== EXERCISE AIM ==
Could you return each of the lines below verbatim, from the first to the last?

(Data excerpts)
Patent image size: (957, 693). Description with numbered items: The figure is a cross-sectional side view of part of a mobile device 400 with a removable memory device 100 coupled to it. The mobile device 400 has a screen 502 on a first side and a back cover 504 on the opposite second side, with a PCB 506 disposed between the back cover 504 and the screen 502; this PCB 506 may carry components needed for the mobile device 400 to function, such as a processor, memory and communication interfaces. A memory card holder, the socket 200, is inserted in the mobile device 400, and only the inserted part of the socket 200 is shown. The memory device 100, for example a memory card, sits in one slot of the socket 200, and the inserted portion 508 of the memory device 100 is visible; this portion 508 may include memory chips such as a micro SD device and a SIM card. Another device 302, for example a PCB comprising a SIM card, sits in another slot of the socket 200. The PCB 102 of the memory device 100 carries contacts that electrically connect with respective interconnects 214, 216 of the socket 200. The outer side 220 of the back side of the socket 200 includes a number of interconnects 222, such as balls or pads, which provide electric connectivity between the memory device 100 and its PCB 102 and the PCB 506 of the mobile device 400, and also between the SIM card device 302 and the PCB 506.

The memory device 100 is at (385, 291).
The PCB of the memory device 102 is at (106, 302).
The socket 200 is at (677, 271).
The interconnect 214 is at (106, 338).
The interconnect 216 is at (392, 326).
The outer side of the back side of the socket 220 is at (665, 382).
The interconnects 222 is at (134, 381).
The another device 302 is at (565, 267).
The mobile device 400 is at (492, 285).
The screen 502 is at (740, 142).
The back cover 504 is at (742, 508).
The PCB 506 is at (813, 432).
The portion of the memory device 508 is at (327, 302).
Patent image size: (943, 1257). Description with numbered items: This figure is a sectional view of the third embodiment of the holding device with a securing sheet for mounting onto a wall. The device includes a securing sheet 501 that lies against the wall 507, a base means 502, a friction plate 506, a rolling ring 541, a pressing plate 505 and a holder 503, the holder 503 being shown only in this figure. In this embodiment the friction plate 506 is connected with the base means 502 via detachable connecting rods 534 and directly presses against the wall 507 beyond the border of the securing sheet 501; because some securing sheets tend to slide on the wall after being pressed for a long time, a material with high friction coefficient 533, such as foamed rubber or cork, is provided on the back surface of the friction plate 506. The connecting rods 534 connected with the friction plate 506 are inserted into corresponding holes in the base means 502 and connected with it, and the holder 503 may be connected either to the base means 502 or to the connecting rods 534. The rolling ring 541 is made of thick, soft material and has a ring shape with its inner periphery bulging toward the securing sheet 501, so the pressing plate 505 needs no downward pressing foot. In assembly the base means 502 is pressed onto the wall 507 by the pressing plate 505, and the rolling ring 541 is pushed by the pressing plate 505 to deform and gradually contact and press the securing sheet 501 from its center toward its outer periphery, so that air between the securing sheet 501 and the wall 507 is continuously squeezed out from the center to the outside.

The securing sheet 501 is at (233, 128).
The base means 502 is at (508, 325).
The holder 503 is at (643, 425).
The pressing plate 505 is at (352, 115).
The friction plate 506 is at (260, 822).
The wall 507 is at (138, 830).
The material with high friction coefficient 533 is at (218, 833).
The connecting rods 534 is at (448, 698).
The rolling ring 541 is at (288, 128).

== RESULT ==
Patent image size: (957, 693). Description with numbered items: The figure is a cross-sectional side view of part of a mobile device 400 with a removable memory device 100 coupled to it. The mobile device 400 has a screen 502 on a first side and a back cover 504 on the opposite second side, with a PCB 506 disposed between the back cover 504 and the screen 502; this PCB 506 may carry components needed for the mobile device 400 to function, such as a processor, memory and communication interfaces. A memory card holder, the socket 200, is inserted in the mobile device 400, and only the inserted part of the socket 200 is shown. The memory device 100, for example a memory card, sits in one slot of the socket 200, and the inserted portion 508 of the memory device 100 is visible; this portion 508 may include memory chips such as a micro SD device and a SIM card. Another device 302, for example a PCB comprising a SIM card, sits in another slot of the socket 200. The PCB 102 of the memory device 100 carries contacts that electrically connect with respective interconnects 214, 216 of the socket 200. The outer side 220 of the back side of the socket 200 includes a number of interconnects 222, such as balls or pads, which provide electric connectivity between the memory device 100 and its PCB 102 and the PCB 506 of the mobile device 400, and also between the SIM card device 302 and the PCB 506.

The memory device 100 is at (385, 291).
The PCB of the memory device 102 is at (106, 302).
The socket 200 is at (677, 271).
The interconnect 214 is at (106, 338).
The interconnect 216 is at (392, 326).
The outer side of the back side of the socket 220 is at (665, 382).
The interconnects 222 is at (134, 381).
The another device 302 is at (565, 267).
The mobile device 400 is at (492, 285).
The screen 502 is at (740, 142).
The back cover 504 is at (742, 508).
The PCB 506 is at (813, 432).
The portion of the memory device 508 is at (327, 302).
Patent image size: (943, 1257). Description with numbered items: This figure is a sectional view of the third embodiment of the holding device with a securing sheet for mounting onto a wall. The device includes a securing sheet 501 that lies against the wall 507, a base means 502, a friction plate 506, a rolling ring 541, a pressing plate 505 and a holder 503, the holder 503 being shown only in this figure. In this embodiment the friction plate 506 is connected with the base means 502 via detachable connecting rods 534 and directly presses against the wall 507 beyond the border of the securing sheet 501; because some securing sheets tend to slide on the wall after being pressed for a long time, a material with high friction coefficient 533, such as foamed rubber or cork, is provided on the back surface of the friction plate 506. The connecting rods 534 connected with the friction plate 506 are inserted into corresponding holes in the base means 502 and connected with it, and the holder 503 may be connected either to the base means 502 or to the connecting rods 534. The rolling ring 541 is made of thick, soft material and has a ring shape with its inner periphery bulging toward the securing sheet 501, so the pressing plate 505 needs no downward pressing foot. In assembly the base means 502 is pressed onto the wall 507 by the pressing plate 505, and the rolling ring 541 is pushed by the pressing plate 505 to deform and gradually contact and press the securing sheet 501 from its center toward its outer periphery, so that air between the securing sheet 501 and the wall 507 is continuously squeezed out from the center to the outside.

The securing sheet 501 is at (233, 128).
The base means 502 is at (508, 325).
The holder 503 is at (643, 425).
The pressing plate 505 is at (352, 115).
The friction plate 506 is at (260, 822).
The wall 507 is at (138, 830).
The material with high friction coefficient 533 is at (218, 833).
The connecting rods 534 is at (448, 698).
The rolling ring 541 is at (288, 128).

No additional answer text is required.